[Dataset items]
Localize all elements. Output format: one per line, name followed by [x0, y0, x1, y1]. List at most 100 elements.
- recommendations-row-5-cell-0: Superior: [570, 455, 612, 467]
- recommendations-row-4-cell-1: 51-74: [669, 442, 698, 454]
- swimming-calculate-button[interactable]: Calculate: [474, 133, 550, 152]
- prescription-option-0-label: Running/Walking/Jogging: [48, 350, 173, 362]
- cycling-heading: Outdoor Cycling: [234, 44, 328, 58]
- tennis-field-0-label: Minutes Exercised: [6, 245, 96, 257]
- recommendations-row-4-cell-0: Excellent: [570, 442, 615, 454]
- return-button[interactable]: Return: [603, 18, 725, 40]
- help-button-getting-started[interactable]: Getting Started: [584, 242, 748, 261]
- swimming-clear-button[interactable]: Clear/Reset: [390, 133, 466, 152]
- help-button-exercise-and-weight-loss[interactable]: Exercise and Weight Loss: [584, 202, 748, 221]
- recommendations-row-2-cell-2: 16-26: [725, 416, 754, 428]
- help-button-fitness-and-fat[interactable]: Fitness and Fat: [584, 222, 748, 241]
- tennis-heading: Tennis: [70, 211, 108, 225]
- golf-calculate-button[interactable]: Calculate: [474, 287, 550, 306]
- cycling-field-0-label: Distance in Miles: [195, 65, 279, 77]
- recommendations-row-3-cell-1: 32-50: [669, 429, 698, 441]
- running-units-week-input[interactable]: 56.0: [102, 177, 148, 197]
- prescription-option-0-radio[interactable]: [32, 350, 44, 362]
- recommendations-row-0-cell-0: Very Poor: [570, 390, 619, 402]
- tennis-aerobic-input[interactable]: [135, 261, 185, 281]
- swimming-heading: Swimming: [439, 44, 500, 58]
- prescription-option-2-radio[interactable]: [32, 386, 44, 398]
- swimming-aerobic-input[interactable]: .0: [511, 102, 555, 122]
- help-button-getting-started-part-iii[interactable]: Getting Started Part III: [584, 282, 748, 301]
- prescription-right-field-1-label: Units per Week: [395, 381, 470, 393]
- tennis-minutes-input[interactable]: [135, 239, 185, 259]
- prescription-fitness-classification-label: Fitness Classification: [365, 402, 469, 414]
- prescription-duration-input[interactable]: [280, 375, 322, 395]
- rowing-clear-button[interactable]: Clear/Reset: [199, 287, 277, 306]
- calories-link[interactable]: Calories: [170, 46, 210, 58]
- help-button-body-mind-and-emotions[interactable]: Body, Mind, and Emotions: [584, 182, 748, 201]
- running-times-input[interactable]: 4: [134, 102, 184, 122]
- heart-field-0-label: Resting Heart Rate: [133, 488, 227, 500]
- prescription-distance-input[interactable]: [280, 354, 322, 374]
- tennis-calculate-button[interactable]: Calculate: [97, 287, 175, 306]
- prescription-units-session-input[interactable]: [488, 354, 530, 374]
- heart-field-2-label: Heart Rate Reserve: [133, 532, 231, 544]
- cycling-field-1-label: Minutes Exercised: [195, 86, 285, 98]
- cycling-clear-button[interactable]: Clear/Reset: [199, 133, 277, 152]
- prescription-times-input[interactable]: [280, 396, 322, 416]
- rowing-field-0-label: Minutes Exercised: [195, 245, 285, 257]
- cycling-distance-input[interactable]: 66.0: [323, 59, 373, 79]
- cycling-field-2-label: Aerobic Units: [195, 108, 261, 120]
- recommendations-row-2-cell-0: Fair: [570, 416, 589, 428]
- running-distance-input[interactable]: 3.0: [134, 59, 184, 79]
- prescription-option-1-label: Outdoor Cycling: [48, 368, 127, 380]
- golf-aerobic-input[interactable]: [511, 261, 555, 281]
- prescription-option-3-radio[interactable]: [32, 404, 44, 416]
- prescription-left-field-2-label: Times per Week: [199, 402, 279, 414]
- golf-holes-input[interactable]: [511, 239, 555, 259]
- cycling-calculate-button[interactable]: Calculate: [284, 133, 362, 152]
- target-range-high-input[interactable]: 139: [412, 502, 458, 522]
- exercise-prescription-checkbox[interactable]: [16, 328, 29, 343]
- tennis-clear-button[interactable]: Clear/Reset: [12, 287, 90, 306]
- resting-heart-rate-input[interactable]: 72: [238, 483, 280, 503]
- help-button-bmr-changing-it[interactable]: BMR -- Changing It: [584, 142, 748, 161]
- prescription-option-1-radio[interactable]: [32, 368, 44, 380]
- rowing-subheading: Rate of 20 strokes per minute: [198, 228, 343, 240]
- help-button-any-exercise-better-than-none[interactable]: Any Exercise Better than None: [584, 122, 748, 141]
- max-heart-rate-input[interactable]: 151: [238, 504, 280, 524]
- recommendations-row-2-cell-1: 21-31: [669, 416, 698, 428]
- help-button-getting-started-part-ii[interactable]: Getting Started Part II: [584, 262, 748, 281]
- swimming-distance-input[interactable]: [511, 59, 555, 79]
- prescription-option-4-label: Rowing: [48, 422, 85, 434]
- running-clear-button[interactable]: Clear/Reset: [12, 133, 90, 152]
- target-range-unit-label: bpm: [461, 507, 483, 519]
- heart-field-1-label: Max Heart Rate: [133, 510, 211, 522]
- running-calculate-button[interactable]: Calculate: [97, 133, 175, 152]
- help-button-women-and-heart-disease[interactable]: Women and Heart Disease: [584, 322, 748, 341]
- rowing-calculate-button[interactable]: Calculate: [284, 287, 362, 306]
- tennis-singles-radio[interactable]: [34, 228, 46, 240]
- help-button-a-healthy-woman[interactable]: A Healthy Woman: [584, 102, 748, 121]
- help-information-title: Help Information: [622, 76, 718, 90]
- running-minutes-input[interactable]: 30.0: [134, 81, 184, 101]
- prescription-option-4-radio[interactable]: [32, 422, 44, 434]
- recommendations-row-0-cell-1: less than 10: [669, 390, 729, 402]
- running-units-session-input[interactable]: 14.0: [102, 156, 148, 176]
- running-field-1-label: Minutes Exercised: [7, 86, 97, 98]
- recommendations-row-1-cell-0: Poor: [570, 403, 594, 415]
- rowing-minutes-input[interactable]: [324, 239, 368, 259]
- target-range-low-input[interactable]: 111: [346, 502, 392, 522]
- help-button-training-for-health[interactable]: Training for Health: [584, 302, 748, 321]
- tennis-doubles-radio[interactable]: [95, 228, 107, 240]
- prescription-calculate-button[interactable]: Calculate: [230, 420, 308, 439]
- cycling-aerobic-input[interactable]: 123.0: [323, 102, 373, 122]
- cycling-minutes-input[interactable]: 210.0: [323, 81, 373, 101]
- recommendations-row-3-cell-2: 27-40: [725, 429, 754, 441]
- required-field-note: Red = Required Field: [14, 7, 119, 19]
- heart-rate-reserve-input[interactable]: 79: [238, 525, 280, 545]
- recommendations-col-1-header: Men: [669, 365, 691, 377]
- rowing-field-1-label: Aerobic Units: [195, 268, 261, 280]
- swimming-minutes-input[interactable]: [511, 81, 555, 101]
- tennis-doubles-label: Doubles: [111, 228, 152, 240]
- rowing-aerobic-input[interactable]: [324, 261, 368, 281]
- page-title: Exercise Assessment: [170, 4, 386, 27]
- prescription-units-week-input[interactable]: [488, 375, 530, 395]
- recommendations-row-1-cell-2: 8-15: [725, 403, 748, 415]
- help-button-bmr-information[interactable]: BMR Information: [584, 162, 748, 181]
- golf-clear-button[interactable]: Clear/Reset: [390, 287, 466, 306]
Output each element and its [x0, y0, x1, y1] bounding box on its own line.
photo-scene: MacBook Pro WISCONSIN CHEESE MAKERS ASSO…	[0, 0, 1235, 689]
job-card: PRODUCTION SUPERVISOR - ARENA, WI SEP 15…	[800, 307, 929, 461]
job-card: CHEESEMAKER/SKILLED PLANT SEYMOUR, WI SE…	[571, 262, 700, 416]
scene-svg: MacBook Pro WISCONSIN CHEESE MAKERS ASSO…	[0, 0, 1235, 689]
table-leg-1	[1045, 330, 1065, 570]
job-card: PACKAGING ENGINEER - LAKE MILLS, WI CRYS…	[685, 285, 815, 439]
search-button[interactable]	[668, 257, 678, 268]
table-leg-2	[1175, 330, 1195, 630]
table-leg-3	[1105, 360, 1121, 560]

## PROMPT
Reproduce the data without changes, starting at the first line and ending with the line that contains "133, 466, 152]". Include both of those lines.

## ANSWER TO THE EXERCISE
Localize all elements. Output format: one per line, name followed by [x0, y0, x1, y1]. List at most 100 elements.
- recommendations-row-5-cell-0: Superior: [570, 455, 612, 467]
- recommendations-row-4-cell-1: 51-74: [669, 442, 698, 454]
- swimming-calculate-button[interactable]: Calculate: [474, 133, 550, 152]
- prescription-option-0-label: Running/Walking/Jogging: [48, 350, 173, 362]
- cycling-heading: Outdoor Cycling: [234, 44, 328, 58]
- tennis-field-0-label: Minutes Exercised: [6, 245, 96, 257]
- recommendations-row-4-cell-0: Excellent: [570, 442, 615, 454]
- return-button[interactable]: Return: [603, 18, 725, 40]
- help-button-getting-started[interactable]: Getting Started: [584, 242, 748, 261]
- swimming-clear-button[interactable]: Clear/Reset: [390, 133, 466, 152]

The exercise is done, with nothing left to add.